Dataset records
★ ★ ★ ★ ★
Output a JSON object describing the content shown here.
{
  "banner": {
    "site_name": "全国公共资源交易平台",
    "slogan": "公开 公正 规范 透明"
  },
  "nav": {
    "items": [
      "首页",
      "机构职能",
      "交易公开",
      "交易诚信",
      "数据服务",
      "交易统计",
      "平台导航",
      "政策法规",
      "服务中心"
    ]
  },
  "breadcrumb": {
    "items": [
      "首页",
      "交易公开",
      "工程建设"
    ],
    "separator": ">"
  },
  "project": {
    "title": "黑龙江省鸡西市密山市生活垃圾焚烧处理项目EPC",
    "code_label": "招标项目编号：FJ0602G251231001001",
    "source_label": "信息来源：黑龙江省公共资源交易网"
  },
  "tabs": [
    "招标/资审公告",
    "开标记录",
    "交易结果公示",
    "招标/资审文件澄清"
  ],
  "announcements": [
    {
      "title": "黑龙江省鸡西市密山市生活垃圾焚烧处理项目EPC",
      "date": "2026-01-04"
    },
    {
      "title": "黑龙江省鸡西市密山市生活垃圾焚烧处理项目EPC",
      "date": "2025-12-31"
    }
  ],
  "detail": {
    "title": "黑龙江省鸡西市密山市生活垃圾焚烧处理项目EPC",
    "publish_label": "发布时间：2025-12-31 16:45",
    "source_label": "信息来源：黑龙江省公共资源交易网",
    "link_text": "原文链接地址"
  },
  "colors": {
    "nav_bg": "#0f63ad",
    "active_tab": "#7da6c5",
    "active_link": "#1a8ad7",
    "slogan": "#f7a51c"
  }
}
★ ★ ★ ★ ★
» **JOB**
Give the listing above again, word for word.

» **TASK RESULT**
Output a JSON object describing the content shown here.
{
  "banner": {
    "site_name": "全国公共资源交易平台",
    "slogan": "公开 公正 规范 透明"
  },
  "nav": {
    "items": [
      "首页",
      "机构职能",
      "交易公开",
      "交易诚信",
      "数据服务",
      "交易统计",
      "平台导航",
      "政策法规",
      "服务中心"
    ]
  },
  "breadcrumb": {
    "items": [
      "首页",
      "交易公开",
      "工程建设"
    ],
    "separator": ">"
  },
  "project": {
    "title": "黑龙江省鸡西市密山市生活垃圾焚烧处理项目EPC",
    "code_label": "招标项目编号：FJ0602G251231001001",
    "source_label": "信息来源：黑龙江省公共资源交易网"
  },
  "tabs": [
    "招标/资审公告",
    "开标记录",
    "交易结果公示",
    "招标/资审文件澄清"
  ],
  "announcements": [
    {
      "title": "黑龙江省鸡西市密山市生活垃圾焚烧处理项目EPC",
      "date": "2026-01-04"
    },
    {
      "title": "黑龙江省鸡西市密山市生活垃圾焚烧处理项目EPC",
      "date": "2025-12-31"
    }
  ],
  "detail": {
    "title": "黑龙江省鸡西市密山市生活垃圾焚烧处理项目EPC",
    "publish_label": "发布时间：2025-12-31 16:45",
    "source_label": "信息来源：黑龙江省公共资源交易网",
    "link_text": "原文链接地址"
  },
  "colors": {
    "nav_bg": "#0f63ad",
    "active_tab": "#7da6c5",
    "active_link": "#1a8ad7",
    "slogan": "#f7a51c"
  }
}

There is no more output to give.